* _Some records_
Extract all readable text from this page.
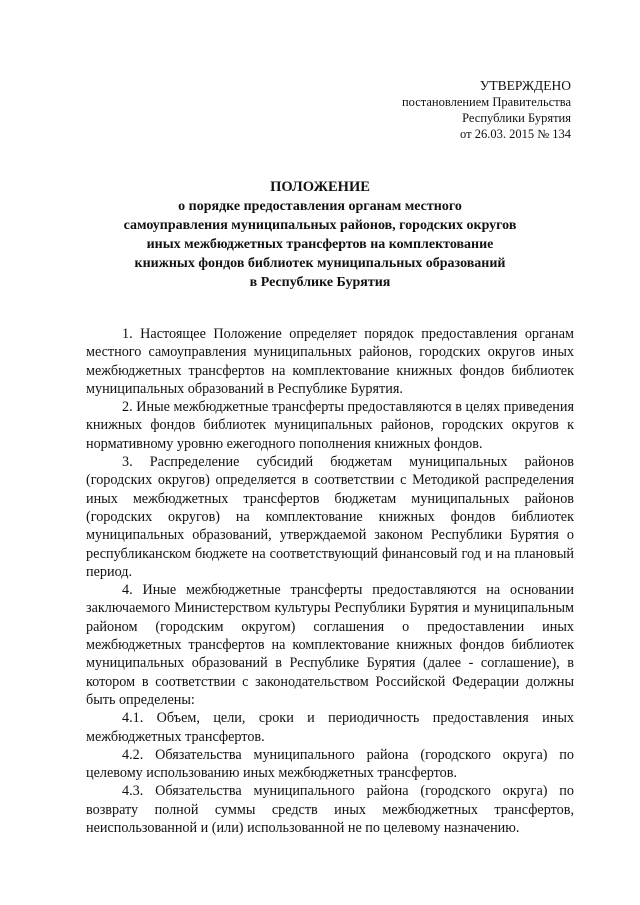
УТВЕРЖДЕНО
постановлением Правительства
Республики Бурятия
от 26.03. 2015 № 134
ПОЛОЖЕНИЕ
о порядке предоставления органам местного
самоуправления муниципальных районов, городских округов
иных межбюджетных трансфертов на комплектование
книжных фондов библиотек муниципальных образований
в Республике Бурятия

1. Настоящее Положение определяет порядок предоставления органам местного самоуправления муниципальных районов, городских округов иных межбюджетных трансфертов на комплектование книжных фондов библиотек муниципальных образований в Республике Бурятия.

2. Иные межбюджетные трансферты предоставляются в целях приведения книжных фондов библиотек муниципальных районов, городских округов к нормативному уровню ежегодного пополнения книжных фондов.

3. Распределение субсидий бюджетам муниципальных районов (городских округов) определяется в соответствии с Методикой распределения иных межбюджетных трансфертов бюджетам муниципальных районов (городских округов) на комплектование книжных фондов библиотек муниципальных образований, утверждаемой законом Республики Бурятия о республиканском бюджете на соответствующий финансовый год и на плановый период.

4. Иные межбюджетные трансферты предоставляются на основании заключаемого Министерством культуры Республики Бурятия и муниципальным районом (городским округом) соглашения о предоставлении иных межбюджетных трансфертов на комплектование книжных фондов библиотек муниципальных образований в Республике Бурятия (далее - соглашение), в котором в соответствии с законодательством Российской Федерации должны быть определены:

4.1. Объем, цели, сроки и периодичность предоставления иных межбюджетных трансфертов.

4.2. Обязательства муниципального района (городского округа) по целевому использованию иных межбюджетных трансфертов.

4.3. Обязательства муниципального района (городского округа) по возврату полной суммы средств иных межбюджетных трансфертов, неиспользованной и (или) использованной не по целевому назначению.
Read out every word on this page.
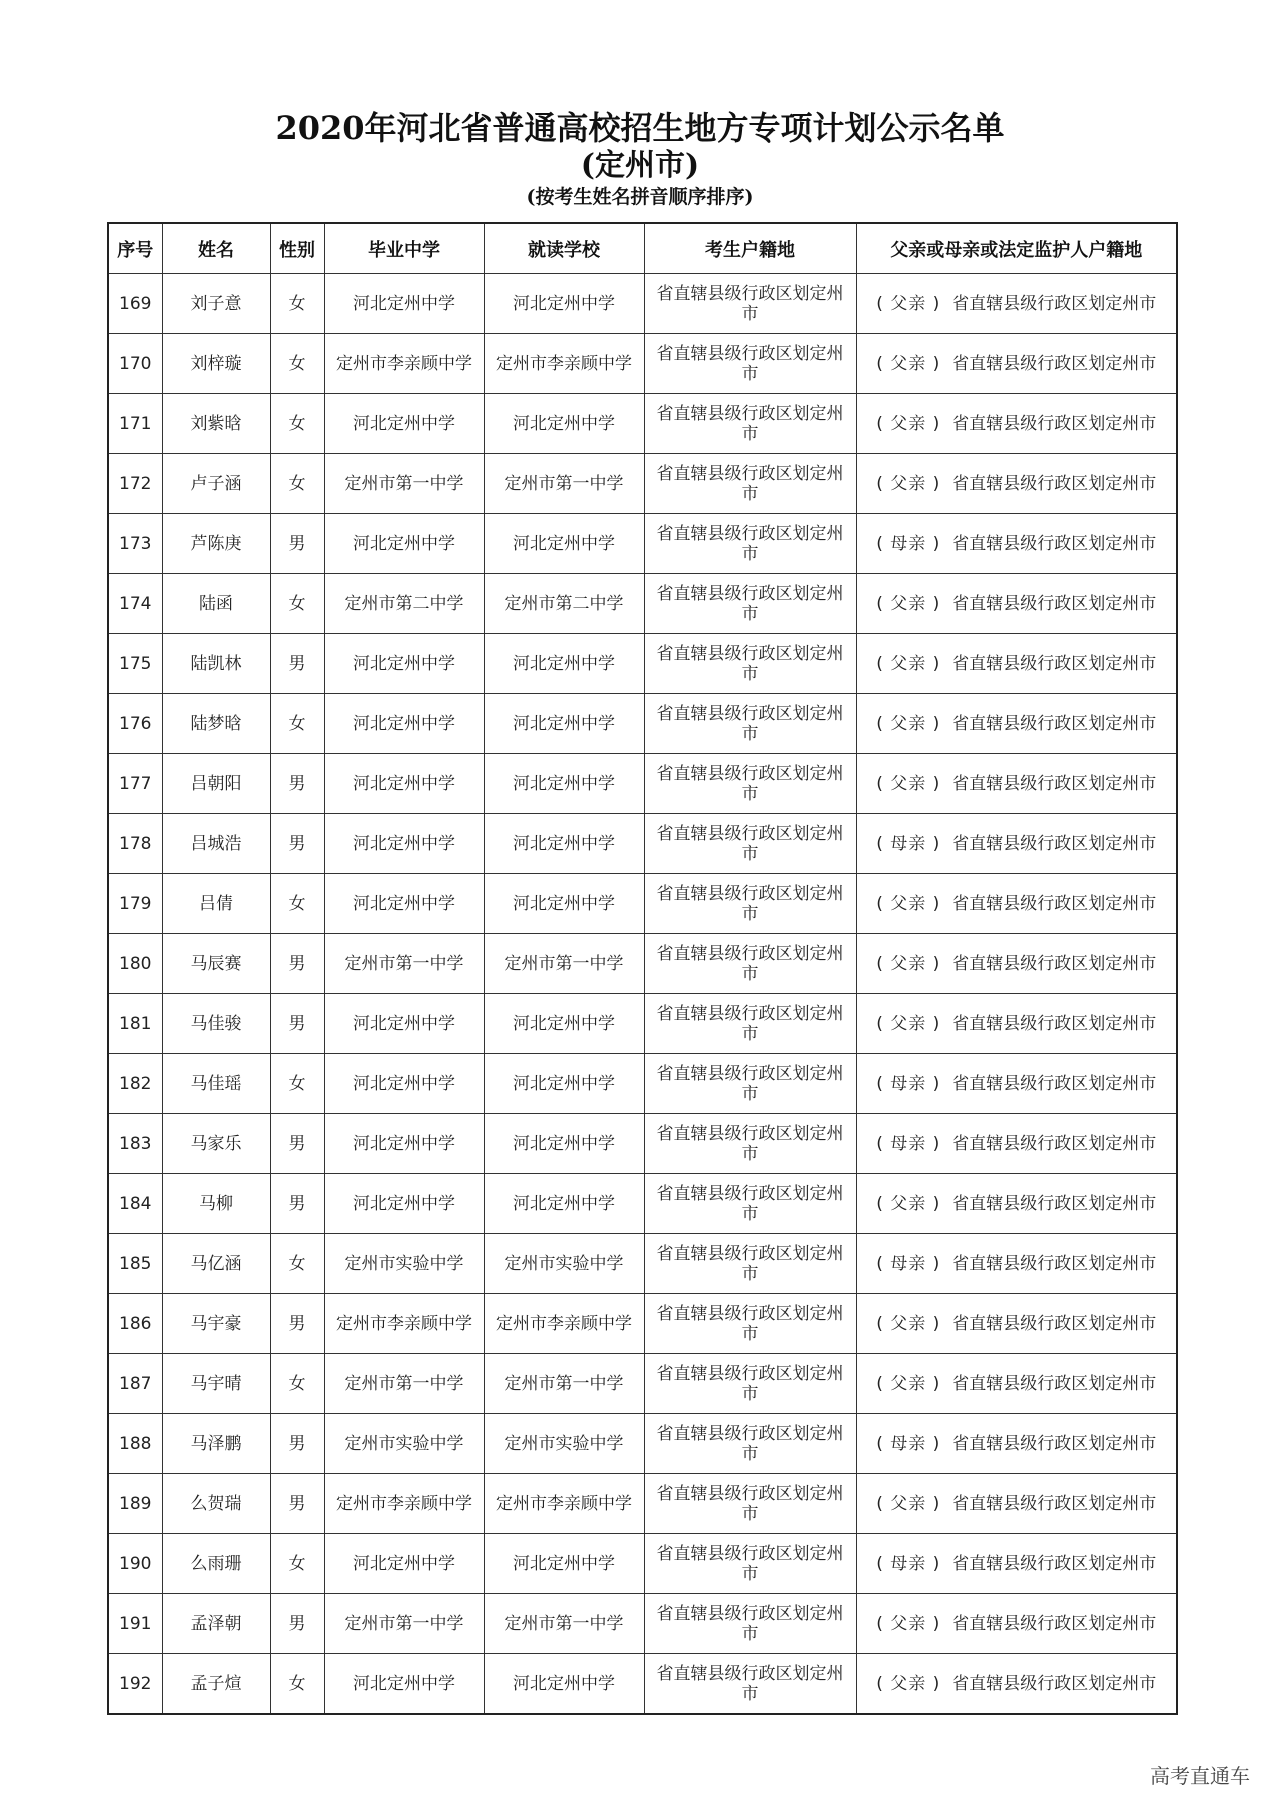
2020年河北省普通高校招生地方专项计划公示名单
(定州市)
(按考生姓名拼音顺序排序)
序号	姓名	性别	毕业中学	就读学校	考生户籍地	父亲或母亲或法定监护人户籍地
169	刘子意	女	河北定州中学	河北定州中学	省直辖县级行政区划定州市	( 父亲 ) 省直辖县级行政区划定州市
170	刘梓璇	女	定州市李亲顾中学	定州市李亲顾中学	省直辖县级行政区划定州市	( 父亲 ) 省直辖县级行政区划定州市
171	刘紫晗	女	河北定州中学	河北定州中学	省直辖县级行政区划定州市	( 父亲 ) 省直辖县级行政区划定州市
172	卢子涵	女	定州市第一中学	定州市第一中学	省直辖县级行政区划定州市	( 父亲 ) 省直辖县级行政区划定州市
173	芦陈庚	男	河北定州中学	河北定州中学	省直辖县级行政区划定州市	( 母亲 ) 省直辖县级行政区划定州市
174	陆函	女	定州市第二中学	定州市第二中学	省直辖县级行政区划定州市	( 父亲 ) 省直辖县级行政区划定州市
175	陆凯林	男	河北定州中学	河北定州中学	省直辖县级行政区划定州市	( 父亲 ) 省直辖县级行政区划定州市
176	陆梦晗	女	河北定州中学	河北定州中学	省直辖县级行政区划定州市	( 父亲 ) 省直辖县级行政区划定州市
177	吕朝阳	男	河北定州中学	河北定州中学	省直辖县级行政区划定州市	( 父亲 ) 省直辖县级行政区划定州市
178	吕城浩	男	河北定州中学	河北定州中学	省直辖县级行政区划定州市	( 母亲 ) 省直辖县级行政区划定州市
179	吕倩	女	河北定州中学	河北定州中学	省直辖县级行政区划定州市	( 父亲 ) 省直辖县级行政区划定州市
180	马辰赛	男	定州市第一中学	定州市第一中学	省直辖县级行政区划定州市	( 父亲 ) 省直辖县级行政区划定州市
181	马佳骏	男	河北定州中学	河北定州中学	省直辖县级行政区划定州市	( 父亲 ) 省直辖县级行政区划定州市
182	马佳瑶	女	河北定州中学	河北定州中学	省直辖县级行政区划定州市	( 母亲 ) 省直辖县级行政区划定州市
183	马家乐	男	河北定州中学	河北定州中学	省直辖县级行政区划定州市	( 母亲 ) 省直辖县级行政区划定州市
184	马柳	男	河北定州中学	河北定州中学	省直辖县级行政区划定州市	( 父亲 ) 省直辖县级行政区划定州市
185	马亿涵	女	定州市实验中学	定州市实验中学	省直辖县级行政区划定州市	( 母亲 ) 省直辖县级行政区划定州市
186	马宇豪	男	定州市李亲顾中学	定州市李亲顾中学	省直辖县级行政区划定州市	( 父亲 ) 省直辖县级行政区划定州市
187	马宇晴	女	定州市第一中学	定州市第一中学	省直辖县级行政区划定州市	( 父亲 ) 省直辖县级行政区划定州市
188	马泽鹏	男	定州市实验中学	定州市实验中学	省直辖县级行政区划定州市	( 母亲 ) 省直辖县级行政区划定州市
189	么贺瑞	男	定州市李亲顾中学	定州市李亲顾中学	省直辖县级行政区划定州市	( 父亲 ) 省直辖县级行政区划定州市
190	么雨珊	女	河北定州中学	河北定州中学	省直辖县级行政区划定州市	( 母亲 ) 省直辖县级行政区划定州市
191	孟泽朝	男	定州市第一中学	定州市第一中学	省直辖县级行政区划定州市	( 父亲 ) 省直辖县级行政区划定州市
192	孟子煊	女	河北定州中学	河北定州中学	省直辖县级行政区划定州市	( 父亲 ) 省直辖县级行政区划定州市
高考直通车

* _TO BE DONE_
Every line in the data above that contains "page" needs to be copied.

* _FULL OUTPUT_
Extract all readable text from this page.
Read out every word on this page.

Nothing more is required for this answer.